◆ **Instructions for the task**
Retype the lines of the records exactly as they appear, starting with the line containing "post-time: 昨天21:53 [348,702,407,716]" and ending with the line containing "status-time: 13:19 [80,26,160,55]", both included.

◆ **Recorded data**
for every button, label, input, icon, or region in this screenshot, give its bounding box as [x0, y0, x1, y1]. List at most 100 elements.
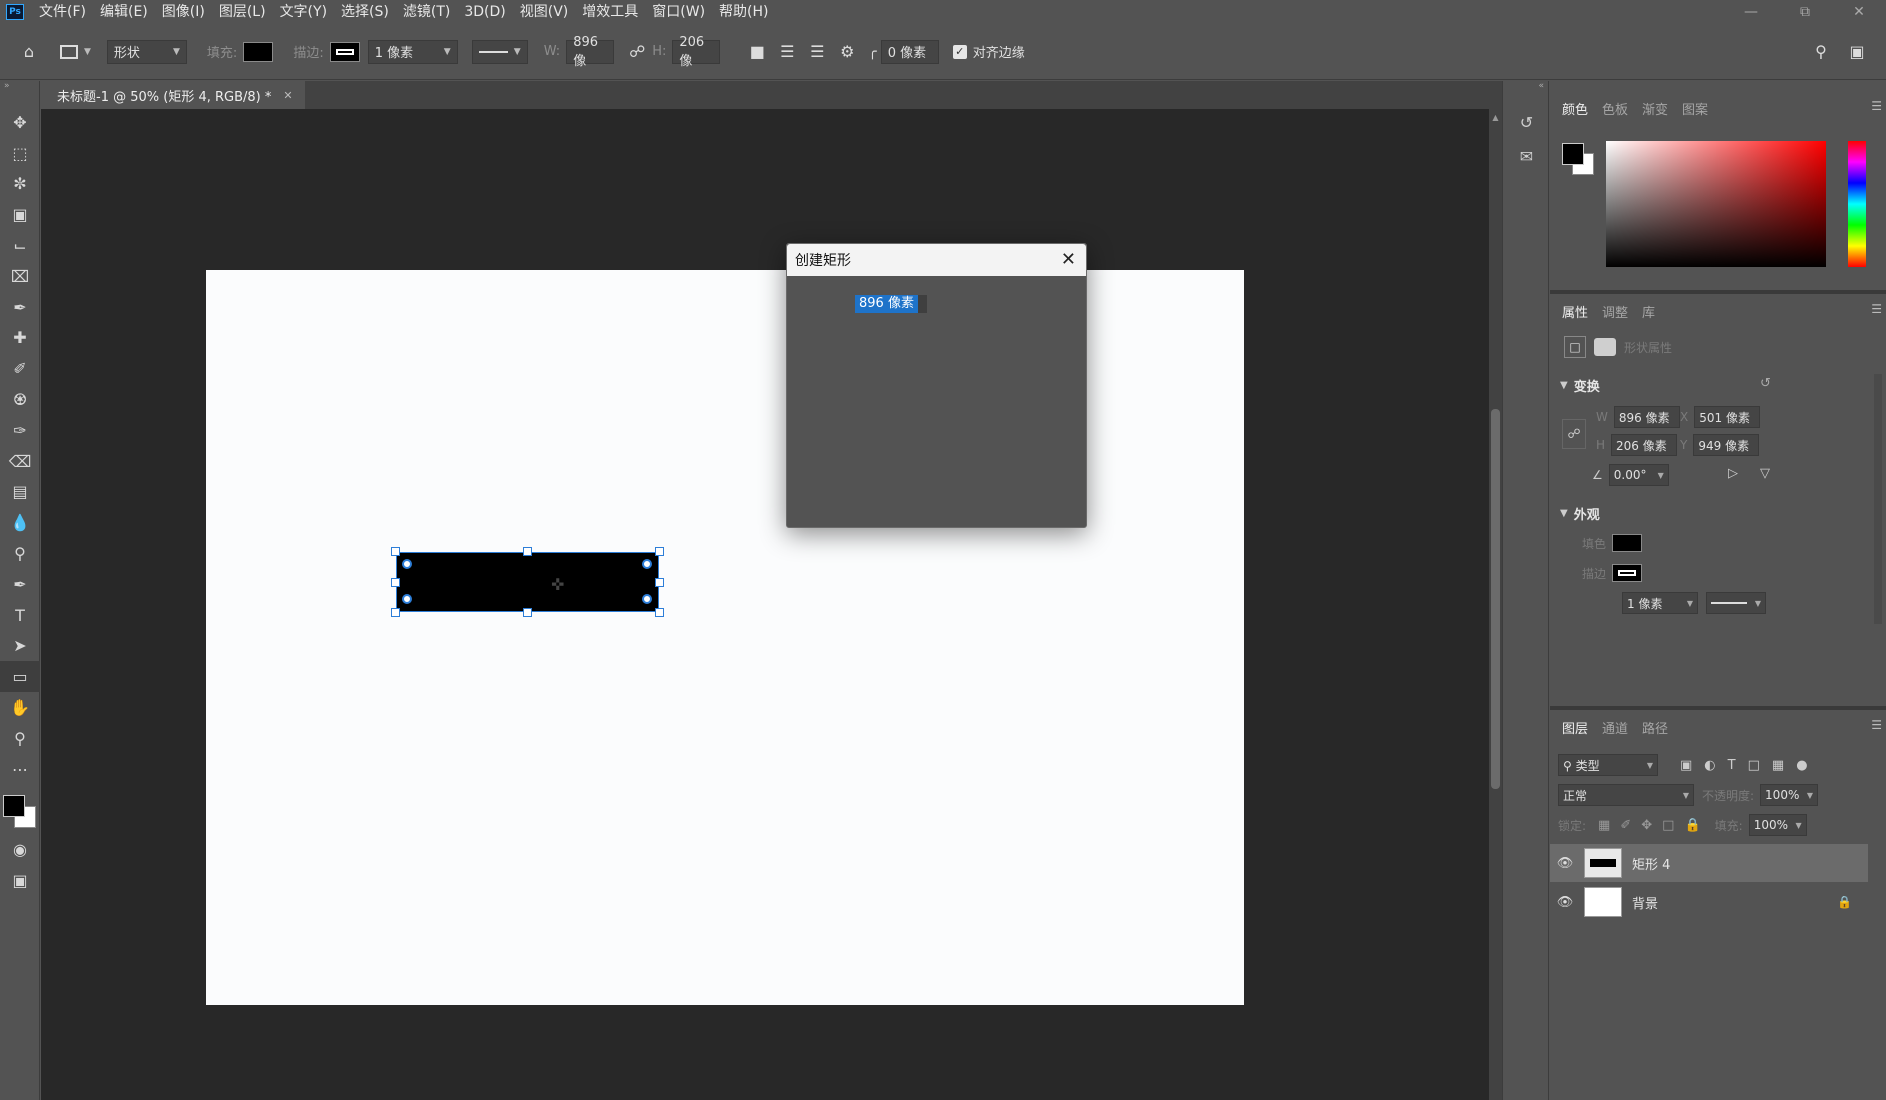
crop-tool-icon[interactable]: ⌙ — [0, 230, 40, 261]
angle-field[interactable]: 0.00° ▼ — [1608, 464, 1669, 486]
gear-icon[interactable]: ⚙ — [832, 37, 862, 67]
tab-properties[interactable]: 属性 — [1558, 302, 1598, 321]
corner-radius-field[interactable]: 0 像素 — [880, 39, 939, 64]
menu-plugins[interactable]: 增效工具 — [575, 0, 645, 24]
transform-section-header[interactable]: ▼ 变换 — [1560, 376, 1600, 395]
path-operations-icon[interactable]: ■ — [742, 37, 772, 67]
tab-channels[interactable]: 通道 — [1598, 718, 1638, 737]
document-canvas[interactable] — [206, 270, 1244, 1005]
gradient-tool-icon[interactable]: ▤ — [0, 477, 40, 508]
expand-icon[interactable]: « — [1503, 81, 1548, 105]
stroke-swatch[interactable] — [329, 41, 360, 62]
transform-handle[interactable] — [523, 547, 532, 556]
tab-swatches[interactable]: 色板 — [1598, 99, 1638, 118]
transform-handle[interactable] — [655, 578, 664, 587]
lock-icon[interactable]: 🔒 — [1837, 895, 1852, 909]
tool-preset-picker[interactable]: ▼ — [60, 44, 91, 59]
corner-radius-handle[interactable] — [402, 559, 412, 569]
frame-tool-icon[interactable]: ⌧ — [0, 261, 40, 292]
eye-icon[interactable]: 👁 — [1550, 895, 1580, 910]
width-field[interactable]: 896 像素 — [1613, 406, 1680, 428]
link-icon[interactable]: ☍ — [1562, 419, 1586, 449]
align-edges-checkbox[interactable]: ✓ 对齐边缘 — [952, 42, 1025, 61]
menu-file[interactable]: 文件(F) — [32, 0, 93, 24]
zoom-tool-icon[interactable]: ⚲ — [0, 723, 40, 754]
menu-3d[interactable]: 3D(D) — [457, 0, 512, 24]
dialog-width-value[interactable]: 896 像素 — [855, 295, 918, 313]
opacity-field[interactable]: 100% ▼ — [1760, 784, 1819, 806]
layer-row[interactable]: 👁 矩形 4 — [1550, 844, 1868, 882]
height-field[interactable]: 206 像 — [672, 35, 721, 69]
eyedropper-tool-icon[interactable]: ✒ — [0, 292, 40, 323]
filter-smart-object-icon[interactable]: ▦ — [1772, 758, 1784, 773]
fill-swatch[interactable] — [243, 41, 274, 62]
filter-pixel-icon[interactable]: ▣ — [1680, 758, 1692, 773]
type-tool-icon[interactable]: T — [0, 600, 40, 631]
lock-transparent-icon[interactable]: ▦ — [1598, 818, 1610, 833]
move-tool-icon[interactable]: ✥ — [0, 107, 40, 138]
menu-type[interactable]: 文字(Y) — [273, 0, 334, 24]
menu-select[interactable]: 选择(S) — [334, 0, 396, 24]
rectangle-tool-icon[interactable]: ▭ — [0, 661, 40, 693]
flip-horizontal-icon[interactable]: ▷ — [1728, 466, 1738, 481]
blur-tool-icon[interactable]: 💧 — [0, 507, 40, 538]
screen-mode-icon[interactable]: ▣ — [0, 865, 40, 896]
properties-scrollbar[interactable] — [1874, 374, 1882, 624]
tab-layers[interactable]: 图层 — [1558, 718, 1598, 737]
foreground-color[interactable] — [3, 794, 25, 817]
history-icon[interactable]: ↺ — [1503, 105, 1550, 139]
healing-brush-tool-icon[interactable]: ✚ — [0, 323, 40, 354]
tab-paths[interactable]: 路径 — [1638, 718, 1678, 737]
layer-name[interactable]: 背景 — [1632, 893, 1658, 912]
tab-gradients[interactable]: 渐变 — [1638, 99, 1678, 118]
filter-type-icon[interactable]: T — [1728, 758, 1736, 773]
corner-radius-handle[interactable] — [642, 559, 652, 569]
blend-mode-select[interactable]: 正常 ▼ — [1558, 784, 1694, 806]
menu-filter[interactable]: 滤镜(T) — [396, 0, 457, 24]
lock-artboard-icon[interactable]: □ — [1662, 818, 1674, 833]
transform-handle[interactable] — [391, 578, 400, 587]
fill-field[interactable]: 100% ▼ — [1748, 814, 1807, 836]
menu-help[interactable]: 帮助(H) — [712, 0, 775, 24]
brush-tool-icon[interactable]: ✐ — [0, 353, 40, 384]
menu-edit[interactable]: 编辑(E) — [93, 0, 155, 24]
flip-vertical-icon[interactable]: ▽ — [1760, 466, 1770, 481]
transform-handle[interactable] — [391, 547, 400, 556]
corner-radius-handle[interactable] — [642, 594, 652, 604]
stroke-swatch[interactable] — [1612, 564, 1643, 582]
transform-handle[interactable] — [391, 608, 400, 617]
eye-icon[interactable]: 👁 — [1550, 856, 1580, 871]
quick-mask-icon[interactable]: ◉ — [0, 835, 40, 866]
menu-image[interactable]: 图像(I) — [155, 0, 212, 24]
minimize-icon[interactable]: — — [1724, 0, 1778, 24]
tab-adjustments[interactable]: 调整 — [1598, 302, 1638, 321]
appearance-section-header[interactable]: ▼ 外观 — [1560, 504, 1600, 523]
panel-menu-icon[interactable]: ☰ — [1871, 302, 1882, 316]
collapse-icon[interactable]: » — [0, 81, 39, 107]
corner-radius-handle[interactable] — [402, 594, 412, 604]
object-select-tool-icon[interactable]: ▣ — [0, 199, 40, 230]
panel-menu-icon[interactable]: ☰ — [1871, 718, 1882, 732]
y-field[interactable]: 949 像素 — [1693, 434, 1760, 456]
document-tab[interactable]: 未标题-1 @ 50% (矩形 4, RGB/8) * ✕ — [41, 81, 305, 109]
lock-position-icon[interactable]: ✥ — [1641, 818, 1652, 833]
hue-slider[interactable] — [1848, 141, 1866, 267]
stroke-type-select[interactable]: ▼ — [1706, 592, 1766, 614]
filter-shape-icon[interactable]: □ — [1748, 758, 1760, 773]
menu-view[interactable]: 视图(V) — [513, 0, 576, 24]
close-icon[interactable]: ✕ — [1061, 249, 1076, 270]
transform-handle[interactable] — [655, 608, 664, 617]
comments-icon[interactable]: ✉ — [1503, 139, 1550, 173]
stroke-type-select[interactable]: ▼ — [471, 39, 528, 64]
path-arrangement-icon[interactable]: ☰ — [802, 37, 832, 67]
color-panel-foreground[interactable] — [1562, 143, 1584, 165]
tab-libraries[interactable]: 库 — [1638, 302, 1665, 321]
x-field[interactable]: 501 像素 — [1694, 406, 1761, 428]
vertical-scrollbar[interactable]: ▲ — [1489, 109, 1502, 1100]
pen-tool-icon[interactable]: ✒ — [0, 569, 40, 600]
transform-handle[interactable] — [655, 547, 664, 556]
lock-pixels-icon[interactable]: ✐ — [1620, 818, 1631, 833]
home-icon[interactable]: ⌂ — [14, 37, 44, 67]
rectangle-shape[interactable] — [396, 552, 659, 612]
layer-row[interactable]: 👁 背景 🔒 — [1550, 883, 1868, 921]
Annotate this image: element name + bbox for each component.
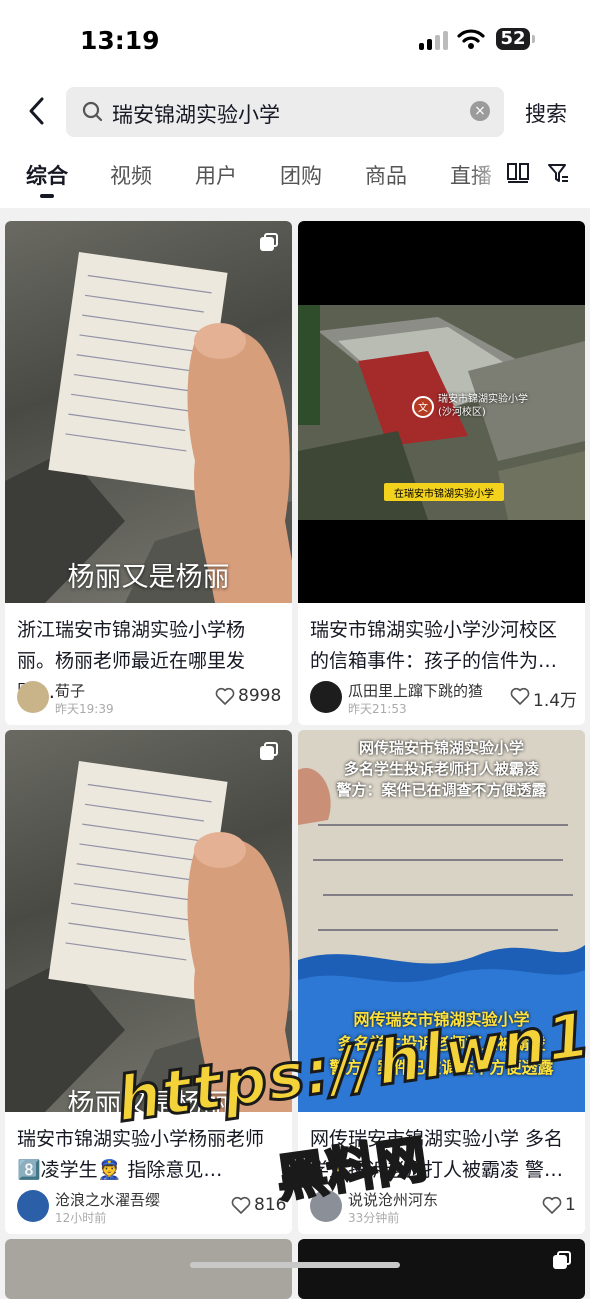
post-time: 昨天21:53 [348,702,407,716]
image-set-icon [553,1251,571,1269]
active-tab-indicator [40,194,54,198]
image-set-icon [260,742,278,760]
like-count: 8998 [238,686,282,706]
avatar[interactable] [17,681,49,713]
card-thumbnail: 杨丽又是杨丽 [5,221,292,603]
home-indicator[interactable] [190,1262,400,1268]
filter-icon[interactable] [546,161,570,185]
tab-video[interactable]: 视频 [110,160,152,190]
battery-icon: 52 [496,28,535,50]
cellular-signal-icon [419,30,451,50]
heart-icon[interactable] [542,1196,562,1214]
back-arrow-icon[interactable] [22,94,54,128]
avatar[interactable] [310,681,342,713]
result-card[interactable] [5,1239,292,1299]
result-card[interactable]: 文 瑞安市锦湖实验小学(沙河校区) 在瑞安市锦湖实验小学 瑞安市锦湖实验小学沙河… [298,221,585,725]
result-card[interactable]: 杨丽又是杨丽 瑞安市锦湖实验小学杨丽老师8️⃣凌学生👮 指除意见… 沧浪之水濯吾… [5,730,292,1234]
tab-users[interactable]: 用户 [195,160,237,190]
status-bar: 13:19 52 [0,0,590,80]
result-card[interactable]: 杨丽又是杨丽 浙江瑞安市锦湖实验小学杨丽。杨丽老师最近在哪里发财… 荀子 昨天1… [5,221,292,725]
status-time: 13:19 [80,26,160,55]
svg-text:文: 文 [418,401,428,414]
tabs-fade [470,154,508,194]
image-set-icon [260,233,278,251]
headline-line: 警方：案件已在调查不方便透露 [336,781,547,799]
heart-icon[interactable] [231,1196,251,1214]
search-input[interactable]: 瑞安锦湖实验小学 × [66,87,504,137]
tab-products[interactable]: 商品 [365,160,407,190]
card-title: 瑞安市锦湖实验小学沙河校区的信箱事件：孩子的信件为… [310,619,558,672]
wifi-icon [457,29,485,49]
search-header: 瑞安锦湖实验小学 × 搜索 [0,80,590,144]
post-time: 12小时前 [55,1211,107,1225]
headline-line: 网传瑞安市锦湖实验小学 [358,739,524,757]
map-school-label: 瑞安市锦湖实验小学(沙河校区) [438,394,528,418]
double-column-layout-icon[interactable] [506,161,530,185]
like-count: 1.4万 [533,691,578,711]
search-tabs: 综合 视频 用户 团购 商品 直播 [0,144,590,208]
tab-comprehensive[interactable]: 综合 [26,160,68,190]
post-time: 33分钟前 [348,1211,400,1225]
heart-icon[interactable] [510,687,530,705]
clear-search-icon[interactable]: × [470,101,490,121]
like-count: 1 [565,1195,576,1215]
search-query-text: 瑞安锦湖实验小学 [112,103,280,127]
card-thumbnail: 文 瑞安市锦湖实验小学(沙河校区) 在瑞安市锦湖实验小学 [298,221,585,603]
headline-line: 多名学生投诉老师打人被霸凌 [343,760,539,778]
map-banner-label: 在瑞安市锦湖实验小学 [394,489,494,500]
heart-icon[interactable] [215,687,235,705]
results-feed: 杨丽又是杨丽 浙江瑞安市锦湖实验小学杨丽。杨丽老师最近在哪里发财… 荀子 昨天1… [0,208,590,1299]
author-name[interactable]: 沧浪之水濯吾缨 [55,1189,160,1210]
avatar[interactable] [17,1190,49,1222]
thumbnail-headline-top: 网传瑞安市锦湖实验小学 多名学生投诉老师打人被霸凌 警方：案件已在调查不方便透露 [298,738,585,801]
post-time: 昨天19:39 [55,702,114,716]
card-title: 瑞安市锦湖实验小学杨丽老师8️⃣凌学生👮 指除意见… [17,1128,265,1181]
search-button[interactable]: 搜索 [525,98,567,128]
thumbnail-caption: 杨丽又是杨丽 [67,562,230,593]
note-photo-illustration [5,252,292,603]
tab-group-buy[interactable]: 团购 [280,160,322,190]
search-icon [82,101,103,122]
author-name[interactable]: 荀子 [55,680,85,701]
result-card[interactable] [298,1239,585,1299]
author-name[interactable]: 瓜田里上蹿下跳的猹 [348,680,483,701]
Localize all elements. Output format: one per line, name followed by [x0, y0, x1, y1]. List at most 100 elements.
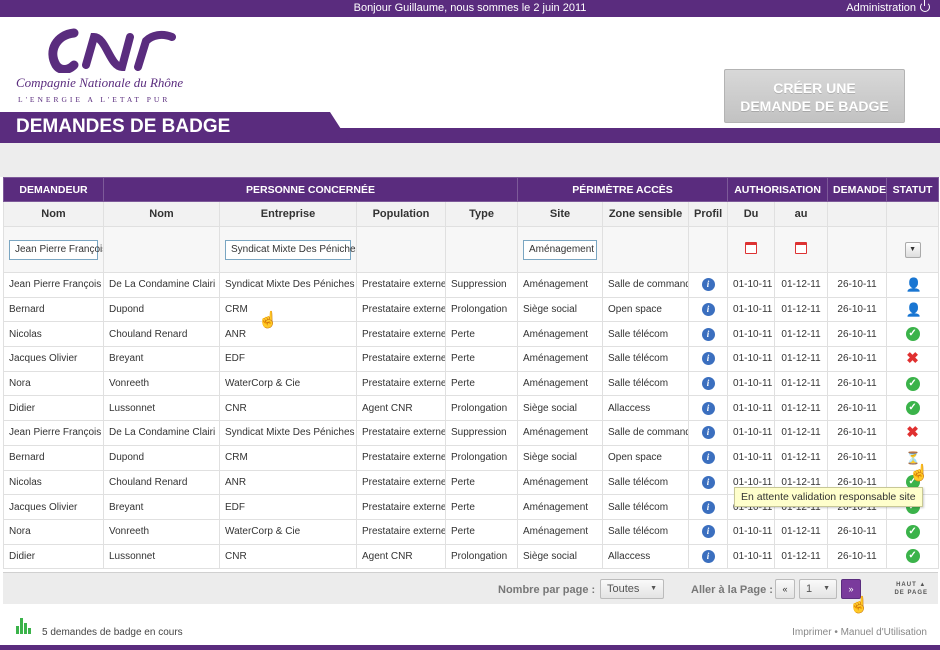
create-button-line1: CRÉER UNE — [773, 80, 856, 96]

◆ **Answer to the exercise**
post-time: 昨天21:53 [348,702,407,716]
image-set-icon [553,1251,571,1269]
active-tab-indicator [40,194,54,198]
image-set-icon [260,742,278,760]
like-count: 8998 [238,686,282,706]
avatar[interactable] [17,681,49,713]
card-thumbnail: 杨丽又是杨丽 [5,221,292,603]
home-indicator[interactable] [190,1262,400,1268]
filter-icon[interactable] [546,161,570,185]
tab-video[interactable]: 视频 [110,160,152,190]
battery-icon: 52 [496,28,535,50]
cellular-signal-icon [419,30,451,50]
heart-icon[interactable] [542,1196,562,1214]
back-arrow-icon[interactable] [22,94,54,128]
avatar[interactable] [310,681,342,713]
result-card[interactable] [5,1239,292,1299]
result-card[interactable]: 文 瑞安市锦湖实验小学(沙河校区) 在瑞安市锦湖实验小学 瑞安市锦湖实验小学沙河… [298,221,585,725]
result-card[interactable]: 杨丽又是杨丽 瑞安市锦湖实验小学杨丽老师8️⃣凌学生👮 指除意见… 沧浪之水濯吾… [5,730,292,1234]
tab-users[interactable]: 用户 [195,160,237,190]
status-bar: 13:19 52 [0,0,590,80]
result-card[interactable]: 杨丽又是杨丽 浙江瑞安市锦湖实验小学杨丽。杨丽老师最近在哪里发财… 荀子 昨天1… [5,221,292,725]
status-time: 13:19 [80,26,160,55]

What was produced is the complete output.